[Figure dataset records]
— begin —

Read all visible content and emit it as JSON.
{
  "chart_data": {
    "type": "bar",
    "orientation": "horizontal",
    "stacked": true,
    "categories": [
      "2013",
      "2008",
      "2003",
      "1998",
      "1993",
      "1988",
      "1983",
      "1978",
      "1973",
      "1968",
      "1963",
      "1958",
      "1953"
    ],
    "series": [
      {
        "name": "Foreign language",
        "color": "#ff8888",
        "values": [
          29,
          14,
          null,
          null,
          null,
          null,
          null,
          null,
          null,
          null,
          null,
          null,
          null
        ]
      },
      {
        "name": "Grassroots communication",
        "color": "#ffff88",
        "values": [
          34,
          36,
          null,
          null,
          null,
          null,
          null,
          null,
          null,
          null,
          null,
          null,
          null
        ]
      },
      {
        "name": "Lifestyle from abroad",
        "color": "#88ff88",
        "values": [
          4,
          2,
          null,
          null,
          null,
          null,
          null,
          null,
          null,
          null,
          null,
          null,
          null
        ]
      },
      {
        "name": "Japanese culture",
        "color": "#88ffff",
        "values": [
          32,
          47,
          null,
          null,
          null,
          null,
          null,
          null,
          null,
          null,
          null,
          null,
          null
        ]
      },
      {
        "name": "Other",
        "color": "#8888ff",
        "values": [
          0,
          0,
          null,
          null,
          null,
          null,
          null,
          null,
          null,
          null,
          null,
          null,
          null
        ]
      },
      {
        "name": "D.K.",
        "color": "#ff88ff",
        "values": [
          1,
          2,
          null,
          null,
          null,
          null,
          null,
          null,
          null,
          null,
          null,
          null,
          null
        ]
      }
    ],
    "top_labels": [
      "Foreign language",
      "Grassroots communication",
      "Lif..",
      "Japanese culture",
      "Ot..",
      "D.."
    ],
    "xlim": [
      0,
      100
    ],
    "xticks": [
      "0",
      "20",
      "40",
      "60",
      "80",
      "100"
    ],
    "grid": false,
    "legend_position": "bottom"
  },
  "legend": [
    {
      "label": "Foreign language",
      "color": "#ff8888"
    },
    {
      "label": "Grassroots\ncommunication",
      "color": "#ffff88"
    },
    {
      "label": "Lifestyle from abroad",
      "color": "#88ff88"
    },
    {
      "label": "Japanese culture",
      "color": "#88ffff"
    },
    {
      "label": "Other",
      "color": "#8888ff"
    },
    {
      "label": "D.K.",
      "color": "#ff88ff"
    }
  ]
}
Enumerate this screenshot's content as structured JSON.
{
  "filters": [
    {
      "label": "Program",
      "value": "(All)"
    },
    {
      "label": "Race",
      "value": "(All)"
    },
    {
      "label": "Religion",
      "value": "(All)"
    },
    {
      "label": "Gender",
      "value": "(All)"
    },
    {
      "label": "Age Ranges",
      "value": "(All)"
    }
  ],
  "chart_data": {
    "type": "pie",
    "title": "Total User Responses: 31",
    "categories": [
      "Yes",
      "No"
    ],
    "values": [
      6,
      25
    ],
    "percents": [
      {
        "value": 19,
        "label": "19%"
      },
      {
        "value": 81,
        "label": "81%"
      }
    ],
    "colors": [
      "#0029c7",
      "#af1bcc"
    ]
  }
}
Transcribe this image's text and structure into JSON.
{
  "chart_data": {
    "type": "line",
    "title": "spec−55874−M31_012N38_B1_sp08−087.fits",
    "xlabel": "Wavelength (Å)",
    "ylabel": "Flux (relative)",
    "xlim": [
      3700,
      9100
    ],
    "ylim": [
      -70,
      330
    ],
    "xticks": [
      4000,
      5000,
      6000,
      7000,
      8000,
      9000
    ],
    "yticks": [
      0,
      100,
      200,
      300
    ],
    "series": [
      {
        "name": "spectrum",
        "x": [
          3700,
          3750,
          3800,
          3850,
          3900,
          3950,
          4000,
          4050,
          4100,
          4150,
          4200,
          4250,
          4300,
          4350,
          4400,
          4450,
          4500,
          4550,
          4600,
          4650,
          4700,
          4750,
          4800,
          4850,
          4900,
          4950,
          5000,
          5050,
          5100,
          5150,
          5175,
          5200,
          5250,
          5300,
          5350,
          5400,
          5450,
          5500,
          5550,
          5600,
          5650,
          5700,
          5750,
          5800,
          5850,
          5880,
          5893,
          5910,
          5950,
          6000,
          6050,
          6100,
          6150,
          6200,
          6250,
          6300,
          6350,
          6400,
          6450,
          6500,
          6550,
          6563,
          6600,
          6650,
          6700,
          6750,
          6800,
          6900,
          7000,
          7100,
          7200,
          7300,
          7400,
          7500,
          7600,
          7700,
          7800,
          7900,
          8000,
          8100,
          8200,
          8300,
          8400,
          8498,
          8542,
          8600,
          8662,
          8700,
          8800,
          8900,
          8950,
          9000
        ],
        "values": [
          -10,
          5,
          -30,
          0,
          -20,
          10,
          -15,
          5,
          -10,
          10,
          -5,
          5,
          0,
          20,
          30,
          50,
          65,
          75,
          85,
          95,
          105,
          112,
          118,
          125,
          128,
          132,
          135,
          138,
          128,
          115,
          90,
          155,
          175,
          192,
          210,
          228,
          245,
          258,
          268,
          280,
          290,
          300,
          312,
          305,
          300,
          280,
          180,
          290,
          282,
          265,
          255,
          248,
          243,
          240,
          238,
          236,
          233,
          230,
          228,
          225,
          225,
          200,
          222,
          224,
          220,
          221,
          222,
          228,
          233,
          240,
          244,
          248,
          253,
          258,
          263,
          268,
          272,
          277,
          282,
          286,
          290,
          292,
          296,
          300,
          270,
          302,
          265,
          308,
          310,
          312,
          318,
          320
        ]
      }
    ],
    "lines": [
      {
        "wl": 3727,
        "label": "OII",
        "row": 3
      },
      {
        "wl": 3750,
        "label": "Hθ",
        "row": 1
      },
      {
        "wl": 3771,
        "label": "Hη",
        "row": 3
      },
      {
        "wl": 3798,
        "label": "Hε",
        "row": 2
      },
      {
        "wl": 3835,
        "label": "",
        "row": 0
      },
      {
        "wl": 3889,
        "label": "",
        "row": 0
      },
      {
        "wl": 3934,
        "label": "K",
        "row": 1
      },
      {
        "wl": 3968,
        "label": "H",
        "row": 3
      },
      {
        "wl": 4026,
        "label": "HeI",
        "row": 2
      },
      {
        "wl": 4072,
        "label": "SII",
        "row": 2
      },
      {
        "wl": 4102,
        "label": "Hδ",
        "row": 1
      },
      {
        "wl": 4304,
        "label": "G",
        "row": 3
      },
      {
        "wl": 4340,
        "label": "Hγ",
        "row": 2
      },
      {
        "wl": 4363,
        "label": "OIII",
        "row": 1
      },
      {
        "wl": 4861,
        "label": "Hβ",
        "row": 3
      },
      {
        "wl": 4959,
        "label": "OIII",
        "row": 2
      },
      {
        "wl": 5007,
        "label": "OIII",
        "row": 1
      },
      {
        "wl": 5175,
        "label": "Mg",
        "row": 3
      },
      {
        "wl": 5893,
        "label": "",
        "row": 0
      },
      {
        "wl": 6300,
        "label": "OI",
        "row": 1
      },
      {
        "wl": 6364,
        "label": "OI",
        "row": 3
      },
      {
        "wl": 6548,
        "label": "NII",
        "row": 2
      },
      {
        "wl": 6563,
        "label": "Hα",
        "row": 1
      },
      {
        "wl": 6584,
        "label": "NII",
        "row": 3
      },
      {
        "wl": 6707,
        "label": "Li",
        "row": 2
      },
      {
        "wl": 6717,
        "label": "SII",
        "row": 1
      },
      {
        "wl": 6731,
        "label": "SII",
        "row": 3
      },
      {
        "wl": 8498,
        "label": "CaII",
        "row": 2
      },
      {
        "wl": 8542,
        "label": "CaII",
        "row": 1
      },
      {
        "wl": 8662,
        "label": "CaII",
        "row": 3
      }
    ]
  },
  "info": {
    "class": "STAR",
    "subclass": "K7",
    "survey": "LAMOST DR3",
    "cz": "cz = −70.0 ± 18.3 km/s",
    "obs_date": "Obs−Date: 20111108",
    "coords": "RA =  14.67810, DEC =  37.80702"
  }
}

— end —

* Problem details *
Check each line above for the string "culture", then copy the ones that have it.

* Exercise solution *
        "name": "Japanese culture",
      "Japanese culture",
      "label": "Japanese culture",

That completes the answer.